* _Layout annotation records_:
══════════════════════════════

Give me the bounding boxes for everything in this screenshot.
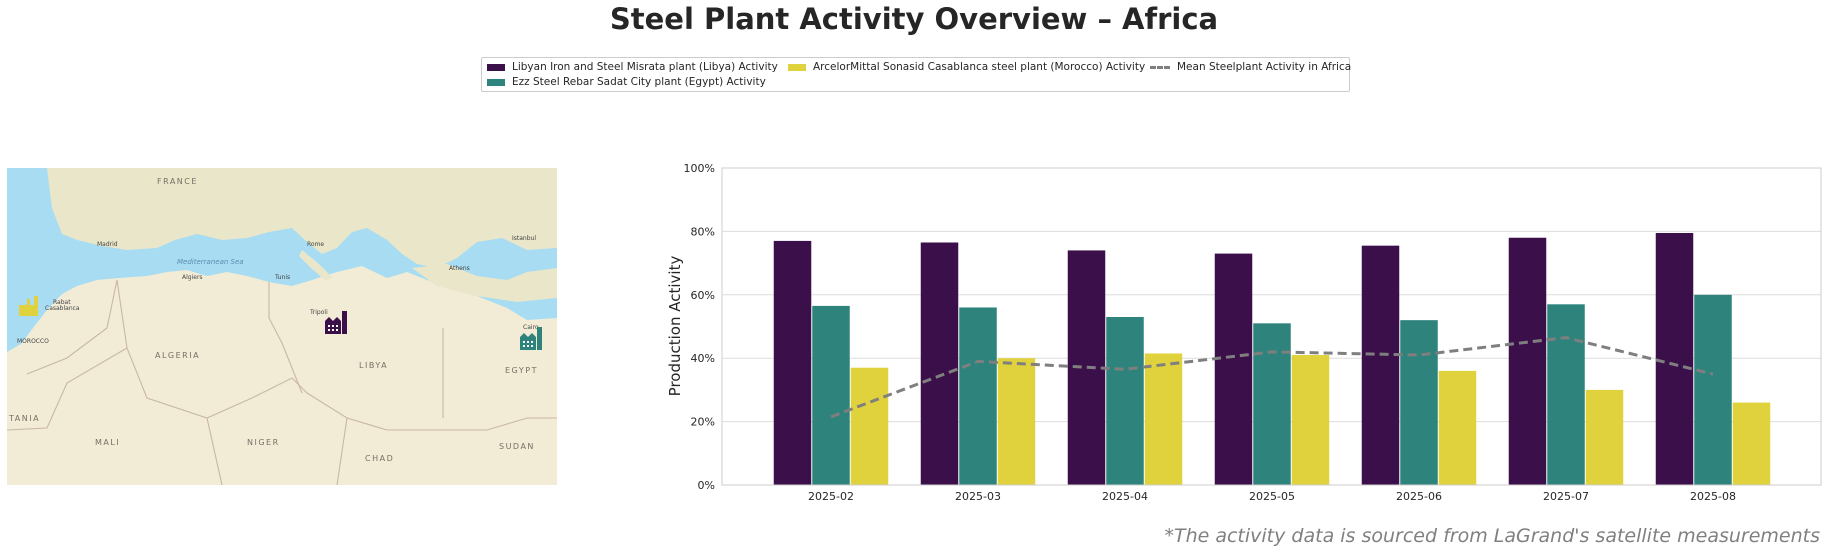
- y-tick-label: 100%: [684, 162, 715, 175]
- mean-line: [830, 336, 1714, 419]
- x-tick-label: 2025-04: [1102, 490, 1148, 503]
- map-label-chad: CHAD: [365, 454, 394, 463]
- bar: [1438, 370, 1477, 485]
- bar: [1144, 353, 1183, 485]
- factory-icon-egypt: [520, 327, 542, 350]
- bar: [850, 367, 889, 485]
- legend-swatch-morocco: [788, 63, 806, 71]
- x-tick-label: 2025-08: [1690, 490, 1736, 503]
- bar: [1547, 304, 1585, 485]
- bar: [1291, 355, 1330, 485]
- legend-label-mean: Mean Steelplant Activity in Africa: [1177, 61, 1352, 73]
- map-turkey: [412, 264, 557, 302]
- bar: [773, 240, 812, 485]
- factory-icon-morocco: [19, 296, 38, 316]
- x-tick-label: 2025-05: [1249, 490, 1295, 503]
- factory-icon-libya: [325, 311, 347, 334]
- legend-item-morocco: ArcelorMittal Sonasid Casablanca steel p…: [788, 61, 1145, 73]
- bar: [997, 358, 1036, 485]
- map-label-rabat: Rabat: [53, 299, 71, 306]
- plant-location-map: FRANCE ALGERIA LIBYA EGYPT MALI NIGER CH…: [7, 168, 557, 485]
- y-tick-label: 40%: [691, 352, 715, 365]
- map-label-libya: LIBYA: [359, 361, 388, 370]
- legend-item-libya: Libyan Iron and Steel Misrata plant (Lib…: [487, 61, 778, 73]
- axis-ticks: 0% 20% 40% 60% 80% 100% 2025-02 2025-03 2025-04 2…: [684, 162, 1736, 503]
- map-label-tunis: Tunis: [274, 274, 290, 281]
- map-label-istanbul: Istanbul: [512, 235, 536, 242]
- mean-activity-line: [830, 336, 1714, 419]
- y-tick-label: 0%: [698, 479, 715, 492]
- map-label-rome: Rome: [307, 241, 324, 248]
- map-label-egypt: EGYPT: [505, 366, 538, 375]
- legend-swatch-egypt: [487, 78, 505, 86]
- map-label-niger: NIGER: [247, 438, 280, 447]
- chart-legend: Libyan Iron and Steel Misrata plant (Lib…: [481, 57, 1351, 92]
- map-label-algiers: Algiers: [182, 274, 203, 281]
- map-label-cairo: Cairo: [523, 324, 539, 331]
- page-title: Steel Plant Activity Overview – Africa: [609, 2, 1219, 36]
- legend-item-egypt: Ezz Steel Rebar Sadat City plant (Egypt)…: [487, 76, 766, 88]
- y-tick-label: 80%: [691, 225, 715, 238]
- map-europe: [47, 168, 557, 268]
- bars: [773, 232, 1771, 485]
- map-label-morocco: MOROCCO: [17, 338, 49, 345]
- bar: [1585, 389, 1624, 485]
- bar: [1361, 245, 1400, 485]
- x-tick-label: 2025-03: [955, 490, 1001, 503]
- y-tick-label: 20%: [691, 416, 715, 429]
- map-label-algeria: ALGERIA: [155, 351, 200, 360]
- x-tick-label: 2025-02: [808, 490, 854, 503]
- map-label-sudan: SUDAN: [499, 442, 535, 451]
- bar: [1655, 232, 1694, 485]
- legend-line-mean: [1150, 65, 1170, 69]
- bar: [920, 242, 959, 485]
- legend-label-libya: Libyan Iron and Steel Misrata plant (Lib…: [512, 61, 778, 73]
- bar: [1106, 316, 1144, 485]
- x-tick-label: 2025-06: [1396, 490, 1442, 503]
- legend-label-egypt: Ezz Steel Rebar Sadat City plant (Egypt)…: [512, 76, 766, 88]
- map-label-mali: MALI: [95, 438, 120, 447]
- bar: [812, 305, 850, 485]
- bar: [1400, 320, 1438, 485]
- map-label-madrid: Madrid: [97, 241, 118, 248]
- map-label-mediterranean: Mediterranean Sea: [177, 258, 244, 266]
- map-label-france: FRANCE: [157, 177, 198, 186]
- map-label-casablanca: Casablanca: [45, 305, 80, 312]
- bar: [1214, 253, 1253, 485]
- x-tick-label: 2025-07: [1543, 490, 1589, 503]
- map-svg: FRANCE ALGERIA LIBYA EGYPT MALI NIGER CH…: [7, 168, 557, 485]
- bar: [1694, 294, 1732, 485]
- bar: [959, 307, 997, 485]
- legend-item-mean: Mean Steelplant Activity in Africa: [1150, 61, 1351, 73]
- bar: [1508, 237, 1547, 485]
- bar: [1732, 402, 1771, 485]
- map-label-athens: Athens: [449, 265, 470, 272]
- y-tick-label: 60%: [691, 289, 715, 302]
- legend-label-morocco: ArcelorMittal Sonasid Casablanca steel p…: [813, 61, 1146, 73]
- plot-frame: [721, 167, 1822, 486]
- bar: [1253, 323, 1291, 485]
- y-axis-label: Production Activity: [666, 256, 684, 397]
- map-italy: [299, 250, 333, 280]
- map-label-tripoli: Tripoli: [309, 309, 328, 316]
- map-label-mauritania: TANIA: [8, 414, 40, 423]
- source-footnote: *The activity data is sourced from LaGra…: [1164, 525, 1820, 547]
- map-borders: [7, 279, 557, 485]
- legend-swatch-libya: [487, 63, 505, 71]
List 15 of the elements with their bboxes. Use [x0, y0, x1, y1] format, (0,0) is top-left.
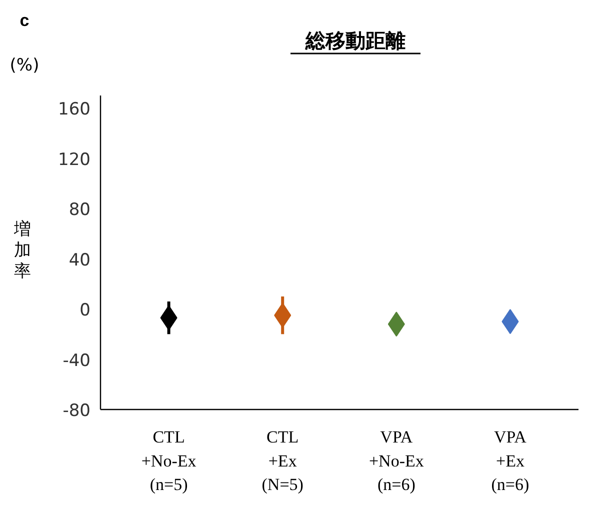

══════════════════════════════

Reproduce the records above line for line, omitting the pictures.

* _WRITTEN RESPONSE_:
Give me the bounding boxes for everything in this screenshot.
- y-tick-label: 100%: [684, 162, 715, 175]
- mean-line: [830, 336, 1714, 419]
- x-tick-label: 2025-04: [1102, 490, 1148, 503]
- map-label-chad: CHAD: [365, 454, 394, 463]
- bar: [1438, 370, 1477, 485]
- bar: [1144, 353, 1183, 485]
- factory-icon-egypt: [520, 327, 542, 350]
- bar: [850, 367, 889, 485]
- legend-swatch-morocco: [788, 63, 806, 71]
- x-tick-label: 2025-08: [1690, 490, 1736, 503]
- bar: [1547, 304, 1585, 485]
- bar: [1291, 355, 1330, 485]
- legend-label-mean: Mean Steelplant Activity in Africa: [1177, 61, 1352, 73]
- map-turkey: [412, 264, 557, 302]
- bar: [773, 240, 812, 485]
- factory-icon-morocco: [19, 296, 38, 316]
- x-tick-label: 2025-05: [1249, 490, 1295, 503]
- factory-icon-libya: [325, 311, 347, 334]
- legend-item-morocco: ArcelorMittal Sonasid Casablanca steel p…: [788, 61, 1145, 73]
- bar: [997, 358, 1036, 485]
- map-label-rabat: Rabat: [53, 299, 71, 306]
- plant-location-map: FRANCE ALGERIA LIBYA EGYPT MALI NIGER CH…: [7, 168, 557, 485]
- y-tick-label: 40%: [691, 352, 715, 365]
- map-label-libya: LIBYA: [359, 361, 388, 370]
- legend-item-libya: Libyan Iron and Steel Misrata plant (Lib…: [487, 61, 778, 73]
- axis-ticks: 0% 20% 40% 60% 80% 100% 2025-02 2025-03 2025-04 2…: [684, 162, 1736, 503]
- map-label-tunis: Tunis: [274, 274, 290, 281]
- map-label-istanbul: Istanbul: [512, 235, 536, 242]
- mean-activity-line: [830, 336, 1714, 419]
- y-tick-label: 0%: [698, 479, 715, 492]
- map-label-rome: Rome: [307, 241, 324, 248]
- map-label-egypt: EGYPT: [505, 366, 538, 375]
- legend-swatch-egypt: [487, 78, 505, 86]
- map-label-niger: NIGER: [247, 438, 280, 447]
- chart-legend: Libyan Iron and Steel Misrata plant (Lib…: [481, 57, 1351, 92]
- map-label-algiers: Algiers: [182, 274, 203, 281]
- map-label-cairo: Cairo: [523, 324, 539, 331]
- page-title: Steel Plant Activity Overview – Africa: [609, 2, 1219, 36]
- legend-item-egypt: Ezz Steel Rebar Sadat City plant (Egypt)…: [487, 76, 766, 88]
- y-tick-label: 80%: [691, 225, 715, 238]
- map-europe: [47, 168, 557, 268]
- bars: [773, 232, 1771, 485]
- map-label-morocco: MOROCCO: [17, 338, 49, 345]
- bar: [1585, 389, 1624, 485]
- bar: [1361, 245, 1400, 485]
- x-tick-label: 2025-03: [955, 490, 1001, 503]
- y-tick-label: 20%: [691, 416, 715, 429]
- map-label-algeria: ALGERIA: [155, 351, 200, 360]
- x-tick-label: 2025-02: [808, 490, 854, 503]
- map-label-sudan: SUDAN: [499, 442, 535, 451]
- bar: [1655, 232, 1694, 485]
- legend-line-mean: [1150, 65, 1170, 69]
- bar: [920, 242, 959, 485]
- legend-label-libya: Libyan Iron and Steel Misrata plant (Lib…: [512, 61, 778, 73]
- bar: [1106, 316, 1144, 485]
- x-tick-label: 2025-06: [1396, 490, 1442, 503]
- legend-label-egypt: Ezz Steel Rebar Sadat City plant (Egypt)…: [512, 76, 766, 88]
- map-label-mali: MALI: [95, 438, 120, 447]
- bar: [812, 305, 850, 485]
- bar: [1400, 320, 1438, 485]
- map-label-madrid: Madrid: [97, 241, 118, 248]
- map-label-mediterranean: Mediterranean Sea: [177, 258, 244, 266]
- map-label-france: FRANCE: [157, 177, 198, 186]
- map-label-casablanca: Casablanca: [45, 305, 80, 312]
- bar: [1214, 253, 1253, 485]
- x-tick-label: 2025-07: [1543, 490, 1589, 503]
- map-svg: FRANCE ALGERIA LIBYA EGYPT MALI NIGER CH…: [7, 168, 557, 485]
- bar: [1694, 294, 1732, 485]
- bar: [959, 307, 997, 485]
- legend-item-mean: Mean Steelplant Activity in Africa: [1150, 61, 1351, 73]
- bar: [1508, 237, 1547, 485]
- bar: [1732, 402, 1771, 485]
- map-label-athens: Athens: [449, 265, 470, 272]
- y-tick-label: 60%: [691, 289, 715, 302]
- legend-label-morocco: ArcelorMittal Sonasid Casablanca steel p…: [813, 61, 1146, 73]
- plot-frame: [721, 167, 1822, 486]
- bar: [1253, 323, 1291, 485]
- y-axis-label: Production Activity: [666, 256, 684, 397]
- map-italy: [299, 250, 333, 280]
- map-label-tripoli: Tripoli: [309, 309, 328, 316]
- map-label-mauritania: TANIA: [8, 414, 40, 423]
- source-footnote: *The activity data is sourced from LaGra…: [1164, 525, 1820, 547]
- map-borders: [7, 279, 557, 485]
- legend-swatch-libya: [487, 63, 505, 71]
List 15 of the elements with their bboxes. Use [x0, y0, x1, y1] format, (0,0) is top-left.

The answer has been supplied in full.